→ **Study text**:

This, what you are asking about (now), is as simple as pi.
 Signature Rex
Stan Brown - 31 Oct 2004 04:14 GMT "Marek Mänd" <cador.soft@mail.ee> wrote in comp.infosystems.www.authoring.stylesheets:
>I want comma added before "claimed" but not comma added after HERE. >I dont want to use classnames. And you shouldn't. The comma is content, not presentation. If it belongs in your text, it belongs in your text _not_ slipped in by CSS.
 Signature Stan Brown, Oak Road Systems, Tompkins County, New York, USA http://OakRoadSystems.com/ HTML 4.01 spec: http://www.w3.org/TR/html401/ validator: http://validator.w3.org/ CSS 2.1 spec: http://www.w3.org/TR/CSS21/ validator: http://jigsaw.w3.org/css-validator/
Jukka K. Korpela - 31 Oct 2004 08:47 GMT > q:after{content:',"'} In addition to the issue of adding commas or full stops or whatever (which you could handle by using classes, thereby creating extra complication into the markup), it is remarkable how people manage to add _wrong_ quotation marks when they try to use <q> and generated content.
The Ascii quotation mark " is not a correct quotation mark in English, or in any other human language. It has been used for some decades due to the restrictions imposed by typewriters and early computers, but why would you use elaborated modern techniques to generate the dull and wrong Ascii quotation marks? You can use them much simpler, and much more reliably simply by typing them into document content, as you type commas, full stops, semicolons, quotation marks, and other punctuation - no need to rely on CSS _and_ on support to the <q> element (which is being phased out in XHTML 2.0, by the way).
It's not just a matter of casual mistakes, or a matter of simplistic examples. Even the CSS 2.0 specification, and even the CSS 2.1 draft (or "proposed recommendation", if you wish to make it sound more official), the examples (using the quotes property, but this is a technicality) manages to get _both_ examples (English and Norwegian) wrong ( http://www.w3.org/TR/CSS21/generate.html#quotes-specify ). So if _they_ get this all wrong, authors can hardly be expected to do much better.
Summary: Don't do quotes in CSS. If you don't know orthography and typography, use Ascii quotation marks " (and Ascii apostrophes ' as single quotation marks) throughout. If you do, write the correct quotation marks into HTML documents in a suitable manner, such as directly utf-8 encoded data, or character references, or (in some cases) as entity references. But make sure you know the correct punctuation; check it from reliable references. And don't do quotes in CSS.

→ **Dataset records**:
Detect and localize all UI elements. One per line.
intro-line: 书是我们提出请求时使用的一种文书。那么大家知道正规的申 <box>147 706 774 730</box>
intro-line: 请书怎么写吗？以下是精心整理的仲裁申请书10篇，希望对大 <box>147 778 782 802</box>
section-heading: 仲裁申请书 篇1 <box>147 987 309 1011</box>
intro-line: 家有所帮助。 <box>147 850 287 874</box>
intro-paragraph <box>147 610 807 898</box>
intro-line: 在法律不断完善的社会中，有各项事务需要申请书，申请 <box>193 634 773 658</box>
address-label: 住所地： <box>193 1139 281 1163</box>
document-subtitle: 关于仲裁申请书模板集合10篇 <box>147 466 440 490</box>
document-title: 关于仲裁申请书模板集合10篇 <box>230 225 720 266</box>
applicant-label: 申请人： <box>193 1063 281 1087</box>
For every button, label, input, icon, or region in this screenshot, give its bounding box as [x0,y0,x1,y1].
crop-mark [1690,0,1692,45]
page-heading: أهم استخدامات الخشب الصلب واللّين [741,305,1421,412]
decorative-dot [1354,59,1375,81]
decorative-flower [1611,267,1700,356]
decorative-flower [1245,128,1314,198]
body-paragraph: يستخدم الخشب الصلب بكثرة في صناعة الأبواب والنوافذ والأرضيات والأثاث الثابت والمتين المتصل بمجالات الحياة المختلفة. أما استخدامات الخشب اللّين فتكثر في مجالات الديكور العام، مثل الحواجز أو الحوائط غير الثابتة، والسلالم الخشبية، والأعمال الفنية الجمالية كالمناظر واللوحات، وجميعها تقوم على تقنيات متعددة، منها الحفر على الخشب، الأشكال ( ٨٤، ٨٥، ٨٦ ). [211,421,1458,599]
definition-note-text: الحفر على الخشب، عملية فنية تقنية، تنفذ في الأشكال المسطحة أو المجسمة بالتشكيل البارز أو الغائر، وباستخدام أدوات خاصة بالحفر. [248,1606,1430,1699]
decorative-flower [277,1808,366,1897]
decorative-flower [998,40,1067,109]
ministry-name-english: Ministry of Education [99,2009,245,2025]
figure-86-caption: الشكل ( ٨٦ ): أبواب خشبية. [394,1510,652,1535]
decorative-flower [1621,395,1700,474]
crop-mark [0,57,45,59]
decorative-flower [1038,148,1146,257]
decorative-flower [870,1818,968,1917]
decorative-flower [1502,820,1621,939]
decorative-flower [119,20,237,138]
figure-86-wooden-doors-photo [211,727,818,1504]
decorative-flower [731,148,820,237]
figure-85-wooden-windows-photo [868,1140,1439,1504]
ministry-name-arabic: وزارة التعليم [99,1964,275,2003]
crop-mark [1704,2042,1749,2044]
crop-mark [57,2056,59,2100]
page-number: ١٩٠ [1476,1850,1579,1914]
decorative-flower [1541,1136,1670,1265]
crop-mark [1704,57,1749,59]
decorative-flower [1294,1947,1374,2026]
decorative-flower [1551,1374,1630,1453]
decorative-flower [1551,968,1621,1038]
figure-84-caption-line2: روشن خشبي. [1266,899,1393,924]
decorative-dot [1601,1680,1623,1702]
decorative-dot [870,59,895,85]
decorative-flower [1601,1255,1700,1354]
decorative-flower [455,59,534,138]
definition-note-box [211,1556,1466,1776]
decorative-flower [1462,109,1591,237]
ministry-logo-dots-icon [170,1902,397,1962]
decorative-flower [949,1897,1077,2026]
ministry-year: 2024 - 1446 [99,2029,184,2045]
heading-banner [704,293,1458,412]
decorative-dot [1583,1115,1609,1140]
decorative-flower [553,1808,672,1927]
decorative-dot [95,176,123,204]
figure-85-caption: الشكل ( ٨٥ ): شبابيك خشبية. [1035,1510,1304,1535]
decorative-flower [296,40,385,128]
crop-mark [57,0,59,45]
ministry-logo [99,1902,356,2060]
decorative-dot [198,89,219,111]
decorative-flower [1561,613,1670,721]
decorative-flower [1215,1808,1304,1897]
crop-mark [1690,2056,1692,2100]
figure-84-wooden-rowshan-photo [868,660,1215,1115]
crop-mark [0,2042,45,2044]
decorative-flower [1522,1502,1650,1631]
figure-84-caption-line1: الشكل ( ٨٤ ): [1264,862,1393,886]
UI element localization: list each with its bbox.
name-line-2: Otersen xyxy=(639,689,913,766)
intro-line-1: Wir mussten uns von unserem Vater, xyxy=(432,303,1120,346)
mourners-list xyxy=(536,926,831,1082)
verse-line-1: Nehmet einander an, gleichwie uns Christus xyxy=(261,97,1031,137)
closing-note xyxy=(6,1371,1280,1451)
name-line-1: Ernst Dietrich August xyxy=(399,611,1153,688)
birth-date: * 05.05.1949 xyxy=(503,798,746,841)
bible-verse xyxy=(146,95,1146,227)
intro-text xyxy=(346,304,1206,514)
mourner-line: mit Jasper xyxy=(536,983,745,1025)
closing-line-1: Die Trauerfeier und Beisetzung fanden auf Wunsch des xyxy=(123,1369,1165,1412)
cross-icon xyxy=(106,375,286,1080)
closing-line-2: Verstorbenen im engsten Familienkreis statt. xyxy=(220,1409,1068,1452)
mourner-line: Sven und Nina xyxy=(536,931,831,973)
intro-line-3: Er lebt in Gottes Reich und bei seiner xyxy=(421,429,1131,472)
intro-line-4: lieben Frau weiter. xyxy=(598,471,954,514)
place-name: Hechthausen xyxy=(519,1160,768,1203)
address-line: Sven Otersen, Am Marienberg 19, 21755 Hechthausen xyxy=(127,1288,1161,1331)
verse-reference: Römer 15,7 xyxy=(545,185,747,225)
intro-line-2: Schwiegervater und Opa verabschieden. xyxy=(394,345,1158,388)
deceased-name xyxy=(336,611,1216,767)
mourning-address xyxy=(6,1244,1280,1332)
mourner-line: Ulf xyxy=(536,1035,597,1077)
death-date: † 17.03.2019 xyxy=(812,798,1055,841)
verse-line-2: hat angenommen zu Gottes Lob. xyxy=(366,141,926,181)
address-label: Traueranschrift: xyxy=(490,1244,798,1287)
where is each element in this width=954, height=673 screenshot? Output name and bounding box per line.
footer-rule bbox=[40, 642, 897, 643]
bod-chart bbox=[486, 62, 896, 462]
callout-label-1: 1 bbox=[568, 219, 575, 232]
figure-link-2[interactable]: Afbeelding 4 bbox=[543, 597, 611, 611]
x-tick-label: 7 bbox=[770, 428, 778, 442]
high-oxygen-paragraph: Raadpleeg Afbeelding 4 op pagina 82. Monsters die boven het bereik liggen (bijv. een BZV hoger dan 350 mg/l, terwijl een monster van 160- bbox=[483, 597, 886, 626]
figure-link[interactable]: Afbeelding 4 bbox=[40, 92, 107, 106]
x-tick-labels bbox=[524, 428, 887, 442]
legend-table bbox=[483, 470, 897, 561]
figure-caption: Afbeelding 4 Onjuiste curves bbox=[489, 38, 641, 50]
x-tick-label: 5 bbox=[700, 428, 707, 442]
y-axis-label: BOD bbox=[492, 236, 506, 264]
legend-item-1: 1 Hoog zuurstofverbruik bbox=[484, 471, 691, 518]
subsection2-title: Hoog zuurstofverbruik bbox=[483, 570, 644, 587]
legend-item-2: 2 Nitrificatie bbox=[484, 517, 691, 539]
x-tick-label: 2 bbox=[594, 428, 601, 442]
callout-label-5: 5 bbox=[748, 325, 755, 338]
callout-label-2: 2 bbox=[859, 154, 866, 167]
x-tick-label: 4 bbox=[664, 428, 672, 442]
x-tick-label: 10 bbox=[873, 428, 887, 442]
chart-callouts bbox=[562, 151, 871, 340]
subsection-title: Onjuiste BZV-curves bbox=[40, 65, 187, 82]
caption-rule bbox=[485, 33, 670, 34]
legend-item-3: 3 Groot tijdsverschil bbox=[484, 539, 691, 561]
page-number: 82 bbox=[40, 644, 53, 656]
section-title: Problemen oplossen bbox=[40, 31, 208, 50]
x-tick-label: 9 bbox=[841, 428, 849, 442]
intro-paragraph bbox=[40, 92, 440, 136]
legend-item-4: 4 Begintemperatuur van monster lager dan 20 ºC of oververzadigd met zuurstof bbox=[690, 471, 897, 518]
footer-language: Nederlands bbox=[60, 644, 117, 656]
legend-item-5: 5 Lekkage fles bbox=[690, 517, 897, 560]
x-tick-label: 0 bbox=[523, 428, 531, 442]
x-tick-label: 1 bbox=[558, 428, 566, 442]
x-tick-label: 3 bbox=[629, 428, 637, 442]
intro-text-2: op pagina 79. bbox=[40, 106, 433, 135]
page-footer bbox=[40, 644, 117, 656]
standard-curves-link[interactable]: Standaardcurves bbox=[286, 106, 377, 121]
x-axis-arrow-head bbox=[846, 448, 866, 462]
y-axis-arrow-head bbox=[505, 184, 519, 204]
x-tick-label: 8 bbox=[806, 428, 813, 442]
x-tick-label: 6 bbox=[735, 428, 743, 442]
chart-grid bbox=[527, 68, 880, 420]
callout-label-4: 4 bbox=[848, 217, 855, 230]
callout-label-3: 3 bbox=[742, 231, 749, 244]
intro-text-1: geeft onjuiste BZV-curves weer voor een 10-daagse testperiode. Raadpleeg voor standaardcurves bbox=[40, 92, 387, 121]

→ **Your instructions**:
Continue the newsgroup thread on generating quotation marks with CSS, picking up after its final sentence.

→ **Answer for this exercise**:
 Signature Yucca, http://www.cs.tut.fi/~jkorpela/
Stan Brown - 31 Oct 2004 16:00 GMT "Jukka K. Korpela" <jkorpela@cs.tut.fi> wrote in comp.infosystems.www.authoring.stylesheets:
>The Ascii quotation mark " is not a correct quotation mark in English, or >in any other human language. I disagree.
>Summary: Don't do quotes in CSS. I agree.
 Signature Stan Brown, Oak Road Systems, Tompkins County, New York, USA http://OakRoadSystems.com/ HTML 4.01 spec: http://www.w3.org/TR/html401/ validator: http://validator.w3.org/ CSS 2.1 spec: http://www.w3.org/TR/CSS21/ validator: http://jigsaw.w3.org/css-validator/
Brian - 31 Oct 2004 19:40 GMT > <style type="text/css"> > q:after{content:',"'} > </style> > > <q>This will be the shame of CSS</q> claimed Marek Mänd Sadly for Marek Mänd, noone else really cared that s/he didn't like CSS. Some even wondered if s/he was just trolling a little more, desperate to start a "css sucks"/"no it doesn't" fight.
 Signature Brian (remove "invalid" to email me)
Lauri Raittila - 31 Oct 2004 20:22 GMT in comp.infosystems.www.authoring.stylesheets, =?ISO-8859- 1?Q?Marek_M=E4nd?= wrote:
> <style type="text/css"> > q:after{content:',"'} [quoted text clipped - 3 lines] > <q>consumers expect to create generated content via CSS where there > would be no comma right after HERE</q> Your example is just plain stupid.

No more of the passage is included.